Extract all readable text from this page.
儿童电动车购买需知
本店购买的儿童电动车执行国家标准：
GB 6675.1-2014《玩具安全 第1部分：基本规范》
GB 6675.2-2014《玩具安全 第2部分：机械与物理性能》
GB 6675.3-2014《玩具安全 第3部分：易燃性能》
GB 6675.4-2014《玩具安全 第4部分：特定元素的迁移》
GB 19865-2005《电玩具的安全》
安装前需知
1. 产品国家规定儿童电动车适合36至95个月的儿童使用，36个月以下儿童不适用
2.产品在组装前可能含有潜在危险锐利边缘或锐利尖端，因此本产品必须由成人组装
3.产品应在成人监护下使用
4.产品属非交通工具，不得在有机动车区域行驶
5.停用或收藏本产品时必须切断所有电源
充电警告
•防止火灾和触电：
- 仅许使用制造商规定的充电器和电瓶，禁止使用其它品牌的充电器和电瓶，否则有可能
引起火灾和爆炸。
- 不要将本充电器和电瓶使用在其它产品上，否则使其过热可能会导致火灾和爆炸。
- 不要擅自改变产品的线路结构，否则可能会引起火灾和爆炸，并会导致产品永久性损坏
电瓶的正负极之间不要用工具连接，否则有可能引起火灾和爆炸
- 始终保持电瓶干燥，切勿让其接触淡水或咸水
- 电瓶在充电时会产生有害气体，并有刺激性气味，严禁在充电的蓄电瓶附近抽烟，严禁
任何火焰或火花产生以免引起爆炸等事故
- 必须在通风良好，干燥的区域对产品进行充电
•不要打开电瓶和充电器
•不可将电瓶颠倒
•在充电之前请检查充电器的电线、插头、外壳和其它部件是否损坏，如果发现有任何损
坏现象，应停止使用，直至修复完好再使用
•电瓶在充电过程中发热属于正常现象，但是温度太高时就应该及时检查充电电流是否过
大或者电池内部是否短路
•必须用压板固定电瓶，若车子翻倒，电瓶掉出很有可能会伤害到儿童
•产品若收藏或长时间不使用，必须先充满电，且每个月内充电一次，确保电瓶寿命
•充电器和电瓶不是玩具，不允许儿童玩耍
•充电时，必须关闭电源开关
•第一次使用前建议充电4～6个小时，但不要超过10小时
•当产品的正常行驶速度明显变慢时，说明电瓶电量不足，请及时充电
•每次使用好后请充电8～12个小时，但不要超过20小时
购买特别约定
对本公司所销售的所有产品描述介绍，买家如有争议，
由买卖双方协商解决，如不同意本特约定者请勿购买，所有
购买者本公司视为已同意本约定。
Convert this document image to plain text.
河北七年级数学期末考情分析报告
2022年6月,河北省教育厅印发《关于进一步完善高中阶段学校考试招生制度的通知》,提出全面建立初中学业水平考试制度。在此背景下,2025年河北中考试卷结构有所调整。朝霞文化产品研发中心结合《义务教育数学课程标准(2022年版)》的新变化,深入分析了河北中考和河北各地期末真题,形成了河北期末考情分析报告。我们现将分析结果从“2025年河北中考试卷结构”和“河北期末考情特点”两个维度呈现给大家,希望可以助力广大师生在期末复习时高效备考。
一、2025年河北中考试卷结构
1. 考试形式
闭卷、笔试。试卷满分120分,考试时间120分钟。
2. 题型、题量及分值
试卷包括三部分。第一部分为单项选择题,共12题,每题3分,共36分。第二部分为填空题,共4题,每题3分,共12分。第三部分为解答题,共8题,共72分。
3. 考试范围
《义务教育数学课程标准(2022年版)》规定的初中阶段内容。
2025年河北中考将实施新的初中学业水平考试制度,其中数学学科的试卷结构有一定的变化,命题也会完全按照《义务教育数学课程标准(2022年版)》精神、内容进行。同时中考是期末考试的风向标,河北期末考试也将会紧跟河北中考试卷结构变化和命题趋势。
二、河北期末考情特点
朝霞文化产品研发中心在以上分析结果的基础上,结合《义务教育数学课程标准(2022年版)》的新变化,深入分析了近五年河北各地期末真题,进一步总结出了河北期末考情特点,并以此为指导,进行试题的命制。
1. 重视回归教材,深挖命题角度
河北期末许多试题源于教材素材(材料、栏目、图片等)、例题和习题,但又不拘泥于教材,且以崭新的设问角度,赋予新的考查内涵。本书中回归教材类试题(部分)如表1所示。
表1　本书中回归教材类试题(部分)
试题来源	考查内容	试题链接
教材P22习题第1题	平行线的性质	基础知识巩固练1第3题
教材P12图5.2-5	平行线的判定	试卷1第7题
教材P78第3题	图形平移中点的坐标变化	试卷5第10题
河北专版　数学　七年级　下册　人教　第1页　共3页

_____

*EXERCISE BRIEF:*
Extract all of the data shown above without alteration.

*EXPECTED ANSWER:*
Extract all readable text from this page.
儿童电动车购买需知
本店购买的儿童电动车执行国家标准：
GB 6675.1-2014《玩具安全 第1部分：基本规范》
GB 6675.2-2014《玩具安全 第2部分：机械与物理性能》
GB 6675.3-2014《玩具安全 第3部分：易燃性能》
GB 6675.4-2014《玩具安全 第4部分：特定元素的迁移》
GB 19865-2005《电玩具的安全》
安装前需知
1. 产品国家规定儿童电动车适合36至95个月的儿童使用，36个月以下儿童不适用
2.产品在组装前可能含有潜在危险锐利边缘或锐利尖端，因此本产品必须由成人组装
3.产品应在成人监护下使用
4.产品属非交通工具，不得在有机动车区域行驶
5.停用或收藏本产品时必须切断所有电源
充电警告
•防止火灾和触电：
- 仅许使用制造商规定的充电器和电瓶，禁止使用其它品牌的充电器和电瓶，否则有可能
引起火灾和爆炸。
- 不要将本充电器和电瓶使用在其它产品上，否则使其过热可能会导致火灾和爆炸。
- 不要擅自改变产品的线路结构，否则可能会引起火灾和爆炸，并会导致产品永久性损坏
电瓶的正负极之间不要用工具连接，否则有可能引起火灾和爆炸
- 始终保持电瓶干燥，切勿让其接触淡水或咸水
- 电瓶在充电时会产生有害气体，并有刺激性气味，严禁在充电的蓄电瓶附近抽烟，严禁
任何火焰或火花产生以免引起爆炸等事故
- 必须在通风良好，干燥的区域对产品进行充电
•不要打开电瓶和充电器
•不可将电瓶颠倒
•在充电之前请检查充电器的电线、插头、外壳和其它部件是否损坏，如果发现有任何损
坏现象，应停止使用，直至修复完好再使用
•电瓶在充电过程中发热属于正常现象，但是温度太高时就应该及时检查充电电流是否过
大或者电池内部是否短路
•必须用压板固定电瓶，若车子翻倒，电瓶掉出很有可能会伤害到儿童
•产品若收藏或长时间不使用，必须先充满电，且每个月内充电一次，确保电瓶寿命
•充电器和电瓶不是玩具，不允许儿童玩耍
•充电时，必须关闭电源开关
•第一次使用前建议充电4～6个小时，但不要超过10小时
•当产品的正常行驶速度明显变慢时，说明电瓶电量不足，请及时充电
•每次使用好后请充电8～12个小时，但不要超过20小时
购买特别约定
对本公司所销售的所有产品描述介绍，买家如有争议，
由买卖双方协商解决，如不同意本特约定者请勿购买，所有
购买者本公司视为已同意本约定。
Convert this document image to plain text.
河北七年级数学期末考情分析报告
2022年6月,河北省教育厅印发《关于进一步完善高中阶段学校考试招生制度的通知》,提出全面建立初中学业水平考试制度。在此背景下,2025年河北中考试卷结构有所调整。朝霞文化产品研发中心结合《义务教育数学课程标准(2022年版)》的新变化,深入分析了河北中考和河北各地期末真题,形成了河北期末考情分析报告。我们现将分析结果从“2025年河北中考试卷结构”和“河北期末考情特点”两个维度呈现给大家,希望可以助力广大师生在期末复习时高效备考。
一、2025年河北中考试卷结构
1. 考试形式
闭卷、笔试。试卷满分120分,考试时间120分钟。
2. 题型、题量及分值
试卷包括三部分。第一部分为单项选择题,共12题,每题3分,共36分。第二部分为填空题,共4题,每题3分,共12分。第三部分为解答题,共8题,共72分。
3. 考试范围
《义务教育数学课程标准(2022年版)》规定的初中阶段内容。
2025年河北中考将实施新的初中学业水平考试制度,其中数学学科的试卷结构有一定的变化,命题也会完全按照《义务教育数学课程标准(2022年版)》精神、内容进行。同时中考是期末考试的风向标,河北期末考试也将会紧跟河北中考试卷结构变化和命题趋势。
二、河北期末考情特点
朝霞文化产品研发中心在以上分析结果的基础上,结合《义务教育数学课程标准(2022年版)》的新变化,深入分析了近五年河北各地期末真题,进一步总结出了河北期末考情特点,并以此为指导,进行试题的命制。
1. 重视回归教材,深挖命题角度
河北期末许多试题源于教材素材(材料、栏目、图片等)、例题和习题,但又不拘泥于教材,且以崭新的设问角度,赋予新的考查内涵。本书中回归教材类试题(部分)如表1所示。
表1　本书中回归教材类试题(部分)
试题来源	考查内容	试题链接
教材P22习题第1题	平行线的性质	基础知识巩固练1第3题
教材P12图5.2-5	平行线的判定	试卷1第7题
教材P78第3题	图形平移中点的坐标变化	试卷5第10题
河北专版　数学　七年级　下册　人教　第1页　共3页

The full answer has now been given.